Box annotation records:
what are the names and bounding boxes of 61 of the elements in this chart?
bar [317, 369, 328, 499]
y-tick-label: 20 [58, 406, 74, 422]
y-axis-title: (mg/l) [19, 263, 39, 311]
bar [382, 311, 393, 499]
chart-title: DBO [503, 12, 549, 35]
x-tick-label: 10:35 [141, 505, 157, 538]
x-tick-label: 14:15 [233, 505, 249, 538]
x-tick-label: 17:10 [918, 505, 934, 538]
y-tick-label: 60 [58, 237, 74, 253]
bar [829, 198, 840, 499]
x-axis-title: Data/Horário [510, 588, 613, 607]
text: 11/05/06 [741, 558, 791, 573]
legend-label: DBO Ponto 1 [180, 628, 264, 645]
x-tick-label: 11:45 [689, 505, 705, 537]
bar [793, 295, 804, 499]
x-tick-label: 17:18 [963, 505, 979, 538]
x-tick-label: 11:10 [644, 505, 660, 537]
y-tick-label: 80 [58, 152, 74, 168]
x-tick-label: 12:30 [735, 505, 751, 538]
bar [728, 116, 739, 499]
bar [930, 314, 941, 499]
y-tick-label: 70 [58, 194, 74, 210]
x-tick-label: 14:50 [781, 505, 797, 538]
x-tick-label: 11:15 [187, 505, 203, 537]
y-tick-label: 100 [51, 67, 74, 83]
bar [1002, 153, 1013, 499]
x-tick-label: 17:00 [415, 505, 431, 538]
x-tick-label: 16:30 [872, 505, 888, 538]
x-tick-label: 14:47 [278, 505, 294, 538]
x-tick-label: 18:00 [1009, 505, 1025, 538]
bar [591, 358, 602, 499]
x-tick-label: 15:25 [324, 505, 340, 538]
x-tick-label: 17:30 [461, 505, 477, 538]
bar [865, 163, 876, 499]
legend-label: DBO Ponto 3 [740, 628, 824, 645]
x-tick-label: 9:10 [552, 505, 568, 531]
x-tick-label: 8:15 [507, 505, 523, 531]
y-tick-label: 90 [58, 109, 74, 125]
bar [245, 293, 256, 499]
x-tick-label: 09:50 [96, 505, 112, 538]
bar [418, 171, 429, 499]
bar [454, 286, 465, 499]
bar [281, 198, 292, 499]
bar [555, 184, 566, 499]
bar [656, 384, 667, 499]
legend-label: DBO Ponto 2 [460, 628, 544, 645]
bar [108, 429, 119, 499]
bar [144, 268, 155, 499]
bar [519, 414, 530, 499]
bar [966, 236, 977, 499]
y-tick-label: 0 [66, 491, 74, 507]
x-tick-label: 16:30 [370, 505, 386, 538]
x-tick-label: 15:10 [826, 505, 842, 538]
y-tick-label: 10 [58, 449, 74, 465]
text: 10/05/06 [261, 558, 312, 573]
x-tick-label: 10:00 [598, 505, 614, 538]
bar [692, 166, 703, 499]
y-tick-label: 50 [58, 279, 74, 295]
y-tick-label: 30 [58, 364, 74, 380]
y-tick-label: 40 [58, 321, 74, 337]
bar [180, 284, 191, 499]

Required task:
Copy every one of the records above, line for line, with no changes.

Task answer:
what are the names and bounding boxes of 61 of the elements in this chart?
bar [317, 369, 328, 499]
y-tick-label: 20 [58, 406, 74, 422]
y-axis-title: (mg/l) [19, 263, 39, 311]
bar [382, 311, 393, 499]
chart-title: DBO [503, 12, 549, 35]
x-tick-label: 10:35 [141, 505, 157, 538]
x-tick-label: 14:15 [233, 505, 249, 538]
x-tick-label: 17:10 [918, 505, 934, 538]
y-tick-label: 60 [58, 237, 74, 253]
bar [829, 198, 840, 499]
x-axis-title: Data/Horário [510, 588, 613, 607]
text: 11/05/06 [741, 558, 791, 573]
legend-label: DBO Ponto 1 [180, 628, 264, 645]
x-tick-label: 11:45 [689, 505, 705, 537]
bar [793, 295, 804, 499]
x-tick-label: 17:18 [963, 505, 979, 538]
x-tick-label: 11:10 [644, 505, 660, 537]
y-tick-label: 80 [58, 152, 74, 168]
x-tick-label: 12:30 [735, 505, 751, 538]
bar [728, 116, 739, 499]
bar [930, 314, 941, 499]
y-tick-label: 70 [58, 194, 74, 210]
x-tick-label: 14:50 [781, 505, 797, 538]
x-tick-label: 11:15 [187, 505, 203, 537]
y-tick-label: 100 [51, 67, 74, 83]
bar [1002, 153, 1013, 499]
x-tick-label: 17:00 [415, 505, 431, 538]
x-tick-label: 16:30 [872, 505, 888, 538]
x-tick-label: 14:47 [278, 505, 294, 538]
x-tick-label: 18:00 [1009, 505, 1025, 538]
bar [591, 358, 602, 499]
x-tick-label: 15:25 [324, 505, 340, 538]
x-tick-label: 17:30 [461, 505, 477, 538]
bar [865, 163, 876, 499]
legend-label: DBO Ponto 3 [740, 628, 824, 645]
x-tick-label: 9:10 [552, 505, 568, 531]
x-tick-label: 8:15 [507, 505, 523, 531]
y-tick-label: 90 [58, 109, 74, 125]
bar [245, 293, 256, 499]
x-tick-label: 09:50 [96, 505, 112, 538]
bar [418, 171, 429, 499]
bar [454, 286, 465, 499]
bar [281, 198, 292, 499]
bar [555, 184, 566, 499]
bar [656, 384, 667, 499]
legend-label: DBO Ponto 2 [460, 628, 544, 645]
bar [108, 429, 119, 499]
bar [144, 268, 155, 499]
bar [519, 414, 530, 499]
bar [966, 236, 977, 499]
y-tick-label: 0 [66, 491, 74, 507]
x-tick-label: 16:30 [370, 505, 386, 538]
x-tick-label: 15:10 [826, 505, 842, 538]
y-tick-label: 10 [58, 449, 74, 465]
text: 10/05/06 [261, 558, 312, 573]
x-tick-label: 10:00 [598, 505, 614, 538]
bar [692, 166, 703, 499]
y-tick-label: 50 [58, 279, 74, 295]
y-tick-label: 30 [58, 364, 74, 380]
y-tick-label: 40 [58, 321, 74, 337]
bar [180, 284, 191, 499]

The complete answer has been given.